AIM OF THE TASK ▸
Copy every line of the listing below verbatim, from the first to the last.

[Item position entries]
*****

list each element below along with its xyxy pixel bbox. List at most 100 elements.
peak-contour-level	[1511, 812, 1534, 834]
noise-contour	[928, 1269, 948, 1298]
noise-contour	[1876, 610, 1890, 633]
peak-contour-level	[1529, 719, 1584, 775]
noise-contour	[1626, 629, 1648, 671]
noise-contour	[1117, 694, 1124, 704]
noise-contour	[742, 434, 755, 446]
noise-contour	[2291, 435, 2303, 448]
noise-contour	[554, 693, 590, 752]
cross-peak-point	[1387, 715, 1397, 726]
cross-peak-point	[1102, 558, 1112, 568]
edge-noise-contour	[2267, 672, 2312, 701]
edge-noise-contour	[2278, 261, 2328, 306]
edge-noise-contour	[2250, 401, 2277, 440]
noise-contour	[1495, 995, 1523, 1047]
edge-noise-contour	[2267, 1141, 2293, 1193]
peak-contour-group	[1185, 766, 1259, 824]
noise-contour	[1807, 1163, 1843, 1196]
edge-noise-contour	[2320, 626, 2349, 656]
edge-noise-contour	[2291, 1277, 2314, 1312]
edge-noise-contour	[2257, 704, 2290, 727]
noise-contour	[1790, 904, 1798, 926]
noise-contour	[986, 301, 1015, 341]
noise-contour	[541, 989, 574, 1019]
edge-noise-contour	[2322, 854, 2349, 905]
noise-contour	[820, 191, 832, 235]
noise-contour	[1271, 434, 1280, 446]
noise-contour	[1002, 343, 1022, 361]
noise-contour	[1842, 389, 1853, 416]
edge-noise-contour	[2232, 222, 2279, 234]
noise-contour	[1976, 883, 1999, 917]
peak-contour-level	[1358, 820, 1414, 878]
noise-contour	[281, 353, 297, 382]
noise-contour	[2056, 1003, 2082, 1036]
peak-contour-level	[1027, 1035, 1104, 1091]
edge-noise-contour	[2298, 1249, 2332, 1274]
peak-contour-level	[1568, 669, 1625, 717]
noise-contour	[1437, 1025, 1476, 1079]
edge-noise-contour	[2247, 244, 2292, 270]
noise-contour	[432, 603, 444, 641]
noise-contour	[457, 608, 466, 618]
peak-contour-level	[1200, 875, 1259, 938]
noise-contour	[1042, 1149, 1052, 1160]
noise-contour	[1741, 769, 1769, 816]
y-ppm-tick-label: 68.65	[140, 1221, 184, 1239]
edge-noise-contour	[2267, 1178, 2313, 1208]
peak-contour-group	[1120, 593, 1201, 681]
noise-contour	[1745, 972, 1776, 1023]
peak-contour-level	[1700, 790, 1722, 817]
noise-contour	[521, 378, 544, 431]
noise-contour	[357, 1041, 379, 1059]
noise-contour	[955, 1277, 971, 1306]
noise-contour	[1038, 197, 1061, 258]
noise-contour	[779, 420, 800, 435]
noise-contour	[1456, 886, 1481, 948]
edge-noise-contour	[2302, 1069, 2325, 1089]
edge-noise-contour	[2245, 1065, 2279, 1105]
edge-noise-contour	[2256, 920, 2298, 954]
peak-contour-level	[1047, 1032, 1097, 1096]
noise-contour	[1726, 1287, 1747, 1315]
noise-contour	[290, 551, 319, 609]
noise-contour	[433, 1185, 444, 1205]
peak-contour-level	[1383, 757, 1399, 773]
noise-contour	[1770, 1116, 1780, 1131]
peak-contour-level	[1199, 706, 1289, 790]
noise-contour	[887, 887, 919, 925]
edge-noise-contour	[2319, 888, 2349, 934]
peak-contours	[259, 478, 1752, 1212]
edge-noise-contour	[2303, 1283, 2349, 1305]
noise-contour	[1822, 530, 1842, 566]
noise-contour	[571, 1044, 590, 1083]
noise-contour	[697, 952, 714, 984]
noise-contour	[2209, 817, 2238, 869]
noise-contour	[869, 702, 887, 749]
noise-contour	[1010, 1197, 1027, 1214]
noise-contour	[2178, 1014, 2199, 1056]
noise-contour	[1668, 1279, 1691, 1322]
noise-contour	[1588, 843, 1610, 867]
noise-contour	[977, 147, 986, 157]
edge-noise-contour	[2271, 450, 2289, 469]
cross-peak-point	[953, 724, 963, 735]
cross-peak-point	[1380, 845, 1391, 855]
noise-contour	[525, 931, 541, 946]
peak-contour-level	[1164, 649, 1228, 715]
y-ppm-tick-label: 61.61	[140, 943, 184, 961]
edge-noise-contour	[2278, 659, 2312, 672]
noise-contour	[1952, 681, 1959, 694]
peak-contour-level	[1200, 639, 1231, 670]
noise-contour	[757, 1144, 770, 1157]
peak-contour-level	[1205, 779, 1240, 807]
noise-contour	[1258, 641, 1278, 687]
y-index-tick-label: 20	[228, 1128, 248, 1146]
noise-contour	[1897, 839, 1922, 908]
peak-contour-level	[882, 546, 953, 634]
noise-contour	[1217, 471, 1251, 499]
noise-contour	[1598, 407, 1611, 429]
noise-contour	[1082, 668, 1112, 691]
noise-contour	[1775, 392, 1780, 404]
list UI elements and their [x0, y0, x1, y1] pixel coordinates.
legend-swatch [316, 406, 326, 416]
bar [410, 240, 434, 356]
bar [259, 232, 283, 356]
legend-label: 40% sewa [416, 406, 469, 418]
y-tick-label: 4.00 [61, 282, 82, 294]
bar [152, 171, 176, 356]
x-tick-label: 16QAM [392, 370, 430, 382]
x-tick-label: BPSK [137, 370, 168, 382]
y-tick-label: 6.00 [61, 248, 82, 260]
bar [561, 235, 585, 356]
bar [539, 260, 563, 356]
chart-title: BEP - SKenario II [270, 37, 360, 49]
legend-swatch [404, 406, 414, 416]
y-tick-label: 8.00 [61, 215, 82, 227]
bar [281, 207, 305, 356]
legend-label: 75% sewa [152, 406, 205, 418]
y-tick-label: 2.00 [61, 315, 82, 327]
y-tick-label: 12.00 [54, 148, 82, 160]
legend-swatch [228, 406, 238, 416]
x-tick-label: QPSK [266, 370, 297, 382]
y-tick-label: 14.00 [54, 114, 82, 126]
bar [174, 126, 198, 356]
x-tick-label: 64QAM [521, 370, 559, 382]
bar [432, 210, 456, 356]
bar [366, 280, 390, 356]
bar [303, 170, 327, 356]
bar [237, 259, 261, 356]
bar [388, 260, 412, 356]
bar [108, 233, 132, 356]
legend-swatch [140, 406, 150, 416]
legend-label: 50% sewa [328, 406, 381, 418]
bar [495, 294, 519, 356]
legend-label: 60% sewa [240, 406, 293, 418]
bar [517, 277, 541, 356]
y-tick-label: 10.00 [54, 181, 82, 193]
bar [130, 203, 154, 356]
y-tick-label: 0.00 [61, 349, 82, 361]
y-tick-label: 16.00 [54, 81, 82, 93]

*****

RESULT ▸
list each element below along with its xyxy pixel bbox. List at most 100 elements.
peak-contour-level	[1511, 812, 1534, 834]
noise-contour	[928, 1269, 948, 1298]
noise-contour	[1876, 610, 1890, 633]
peak-contour-level	[1529, 719, 1584, 775]
noise-contour	[1626, 629, 1648, 671]
noise-contour	[1117, 694, 1124, 704]
noise-contour	[742, 434, 755, 446]
noise-contour	[2291, 435, 2303, 448]
noise-contour	[554, 693, 590, 752]
cross-peak-point	[1387, 715, 1397, 726]
cross-peak-point	[1102, 558, 1112, 568]
edge-noise-contour	[2267, 672, 2312, 701]
edge-noise-contour	[2278, 261, 2328, 306]
edge-noise-contour	[2250, 401, 2277, 440]
noise-contour	[1495, 995, 1523, 1047]
edge-noise-contour	[2267, 1141, 2293, 1193]
peak-contour-group	[1185, 766, 1259, 824]
noise-contour	[1807, 1163, 1843, 1196]
edge-noise-contour	[2320, 626, 2349, 656]
edge-noise-contour	[2291, 1277, 2314, 1312]
edge-noise-contour	[2257, 704, 2290, 727]
noise-contour	[1790, 904, 1798, 926]
noise-contour	[986, 301, 1015, 341]
noise-contour	[541, 989, 574, 1019]
edge-noise-contour	[2322, 854, 2349, 905]
noise-contour	[820, 191, 832, 235]
noise-contour	[1271, 434, 1280, 446]
noise-contour	[1002, 343, 1022, 361]
noise-contour	[1842, 389, 1853, 416]
edge-noise-contour	[2232, 222, 2279, 234]
noise-contour	[1976, 883, 1999, 917]
peak-contour-level	[1358, 820, 1414, 878]
noise-contour	[281, 353, 297, 382]
noise-contour	[2056, 1003, 2082, 1036]
peak-contour-level	[1027, 1035, 1104, 1091]
edge-noise-contour	[2298, 1249, 2332, 1274]
peak-contour-level	[1568, 669, 1625, 717]
noise-contour	[1437, 1025, 1476, 1079]
edge-noise-contour	[2247, 244, 2292, 270]
noise-contour	[432, 603, 444, 641]
noise-contour	[457, 608, 466, 618]
peak-contour-level	[1200, 875, 1259, 938]
noise-contour	[1042, 1149, 1052, 1160]
noise-contour	[1741, 769, 1769, 816]
y-ppm-tick-label: 68.65	[140, 1221, 184, 1239]
edge-noise-contour	[2267, 1178, 2313, 1208]
peak-contour-group	[1120, 593, 1201, 681]
noise-contour	[1745, 972, 1776, 1023]
peak-contour-level	[1700, 790, 1722, 817]
noise-contour	[521, 378, 544, 431]
noise-contour	[357, 1041, 379, 1059]
noise-contour	[955, 1277, 971, 1306]
noise-contour	[1038, 197, 1061, 258]
noise-contour	[779, 420, 800, 435]
noise-contour	[1456, 886, 1481, 948]
edge-noise-contour	[2302, 1069, 2325, 1089]
edge-noise-contour	[2245, 1065, 2279, 1105]
edge-noise-contour	[2256, 920, 2298, 954]
peak-contour-level	[1047, 1032, 1097, 1096]
noise-contour	[1726, 1287, 1747, 1315]
noise-contour	[290, 551, 319, 609]
noise-contour	[433, 1185, 444, 1205]
peak-contour-level	[1383, 757, 1399, 773]
noise-contour	[1770, 1116, 1780, 1131]
peak-contour-level	[1199, 706, 1289, 790]
noise-contour	[887, 887, 919, 925]
edge-noise-contour	[2319, 888, 2349, 934]
peak-contours	[259, 478, 1752, 1212]
edge-noise-contour	[2303, 1283, 2349, 1305]
noise-contour	[1822, 530, 1842, 566]
noise-contour	[571, 1044, 590, 1083]
noise-contour	[697, 952, 714, 984]
noise-contour	[2209, 817, 2238, 869]
noise-contour	[869, 702, 887, 749]
noise-contour	[1010, 1197, 1027, 1214]
noise-contour	[2178, 1014, 2199, 1056]
noise-contour	[1668, 1279, 1691, 1322]
noise-contour	[1588, 843, 1610, 867]
noise-contour	[977, 147, 986, 157]
edge-noise-contour	[2271, 450, 2289, 469]
cross-peak-point	[953, 724, 963, 735]
cross-peak-point	[1380, 845, 1391, 855]
noise-contour	[525, 931, 541, 946]
peak-contour-level	[1164, 649, 1228, 715]
y-ppm-tick-label: 61.61	[140, 943, 184, 961]
edge-noise-contour	[2278, 659, 2312, 672]
noise-contour	[1952, 681, 1959, 694]
peak-contour-level	[1200, 639, 1231, 670]
noise-contour	[757, 1144, 770, 1157]
peak-contour-level	[1205, 779, 1240, 807]
noise-contour	[1258, 641, 1278, 687]
y-index-tick-label: 20	[228, 1128, 248, 1146]
noise-contour	[1897, 839, 1922, 908]
peak-contour-level	[882, 546, 953, 634]
noise-contour	[1217, 471, 1251, 499]
noise-contour	[1598, 407, 1611, 429]
noise-contour	[1082, 668, 1112, 691]
noise-contour	[1775, 392, 1780, 404]
list UI elements and their [x0, y0, x1, y1] pixel coordinates.
legend-swatch [316, 406, 326, 416]
bar [410, 240, 434, 356]
bar [259, 232, 283, 356]
legend-label: 40% sewa [416, 406, 469, 418]
y-tick-label: 4.00 [61, 282, 82, 294]
bar [152, 171, 176, 356]
x-tick-label: 16QAM [392, 370, 430, 382]
x-tick-label: BPSK [137, 370, 168, 382]
y-tick-label: 6.00 [61, 248, 82, 260]
bar [561, 235, 585, 356]
bar [539, 260, 563, 356]
chart-title: BEP - SKenario II [270, 37, 360, 49]
legend-swatch [404, 406, 414, 416]
y-tick-label: 8.00 [61, 215, 82, 227]
bar [281, 207, 305, 356]
legend-label: 75% sewa [152, 406, 205, 418]
y-tick-label: 2.00 [61, 315, 82, 327]
y-tick-label: 12.00 [54, 148, 82, 160]
legend-swatch [228, 406, 238, 416]
x-tick-label: QPSK [266, 370, 297, 382]
y-tick-label: 14.00 [54, 114, 82, 126]
bar [174, 126, 198, 356]
x-tick-label: 64QAM [521, 370, 559, 382]
bar [432, 210, 456, 356]
bar [366, 280, 390, 356]
bar [303, 170, 327, 356]
bar [237, 259, 261, 356]
bar [388, 260, 412, 356]
bar [108, 233, 132, 356]
legend-swatch [140, 406, 150, 416]
legend-label: 50% sewa [328, 406, 381, 418]
bar [495, 294, 519, 356]
legend-label: 60% sewa [240, 406, 293, 418]
bar [517, 277, 541, 356]
y-tick-label: 10.00 [54, 181, 82, 193]
bar [130, 203, 154, 356]
y-tick-label: 0.00 [61, 349, 82, 361]
y-tick-label: 16.00 [54, 81, 82, 93]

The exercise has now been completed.